What is asked - Nothing should be left out: output all of the entries exactly.

[start of Given data]

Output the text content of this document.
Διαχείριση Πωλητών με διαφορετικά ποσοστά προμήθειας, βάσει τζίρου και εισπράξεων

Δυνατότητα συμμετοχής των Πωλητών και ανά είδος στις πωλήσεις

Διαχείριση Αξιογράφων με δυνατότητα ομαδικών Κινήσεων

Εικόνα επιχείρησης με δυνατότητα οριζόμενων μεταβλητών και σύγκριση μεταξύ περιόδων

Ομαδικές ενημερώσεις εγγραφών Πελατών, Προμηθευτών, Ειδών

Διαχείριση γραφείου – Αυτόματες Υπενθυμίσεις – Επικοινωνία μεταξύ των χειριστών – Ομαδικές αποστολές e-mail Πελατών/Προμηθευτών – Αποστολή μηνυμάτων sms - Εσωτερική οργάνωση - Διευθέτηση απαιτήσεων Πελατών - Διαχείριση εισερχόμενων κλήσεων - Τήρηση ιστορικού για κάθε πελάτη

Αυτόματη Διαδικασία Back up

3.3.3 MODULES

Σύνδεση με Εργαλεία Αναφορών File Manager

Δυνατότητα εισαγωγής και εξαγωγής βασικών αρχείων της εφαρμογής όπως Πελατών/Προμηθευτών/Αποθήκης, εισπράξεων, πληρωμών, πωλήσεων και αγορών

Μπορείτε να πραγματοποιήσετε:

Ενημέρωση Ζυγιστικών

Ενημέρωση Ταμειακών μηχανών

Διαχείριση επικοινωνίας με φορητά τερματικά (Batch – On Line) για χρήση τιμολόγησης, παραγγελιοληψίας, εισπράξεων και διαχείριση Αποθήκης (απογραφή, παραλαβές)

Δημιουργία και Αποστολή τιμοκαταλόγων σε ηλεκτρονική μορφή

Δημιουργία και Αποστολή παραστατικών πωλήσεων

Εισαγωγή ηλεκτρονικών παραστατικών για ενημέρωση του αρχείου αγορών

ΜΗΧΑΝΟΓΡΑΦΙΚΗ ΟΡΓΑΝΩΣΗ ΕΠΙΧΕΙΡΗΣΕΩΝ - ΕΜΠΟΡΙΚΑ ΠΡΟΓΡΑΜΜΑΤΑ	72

[end of Given data]

Task response -
Output the text content of this document.
Διαχείριση Πωλητών με διαφορετικά ποσοστά προμήθειας, βάσει τζίρου και εισπράξεων

Δυνατότητα συμμετοχής των Πωλητών και ανά είδος στις πωλήσεις

Διαχείριση Αξιογράφων με δυνατότητα ομαδικών Κινήσεων

Εικόνα επιχείρησης με δυνατότητα οριζόμενων μεταβλητών και σύγκριση μεταξύ περιόδων

Ομαδικές ενημερώσεις εγγραφών Πελατών, Προμηθευτών, Ειδών

Διαχείριση γραφείου – Αυτόματες Υπενθυμίσεις – Επικοινωνία μεταξύ των χειριστών – Ομαδικές αποστολές e-mail Πελατών/Προμηθευτών – Αποστολή μηνυμάτων sms - Εσωτερική οργάνωση - Διευθέτηση απαιτήσεων Πελατών - Διαχείριση εισερχόμενων κλήσεων - Τήρηση ιστορικού για κάθε πελάτη

Αυτόματη Διαδικασία Back up

3.3.3 MODULES

Σύνδεση με Εργαλεία Αναφορών File Manager

Δυνατότητα εισαγωγής και εξαγωγής βασικών αρχείων της εφαρμογής όπως Πελατών/Προμηθευτών/Αποθήκης, εισπράξεων, πληρωμών, πωλήσεων και αγορών

Μπορείτε να πραγματοποιήσετε:

Ενημέρωση Ζυγιστικών

Ενημέρωση Ταμειακών μηχανών

Διαχείριση επικοινωνίας με φορητά τερματικά (Batch – On Line) για χρήση τιμολόγησης, παραγγελιοληψίας, εισπράξεων και διαχείριση Αποθήκης (απογραφή, παραλαβές)

Δημιουργία και Αποστολή τιμοκαταλόγων σε ηλεκτρονική μορφή

Δημιουργία και Αποστολή παραστατικών πωλήσεων

Εισαγωγή ηλεκτρονικών παραστατικών για ενημέρωση του αρχείου αγορών

ΜΗΧΑΝΟΓΡΑΦΙΚΗ ΟΡΓΑΝΩΣΗ ΕΠΙΧΕΙΡΗΣΕΩΝ - ΕΜΠΟΡΙΚΑ ΠΡΟΓΡΑΜΜΑΤΑ	72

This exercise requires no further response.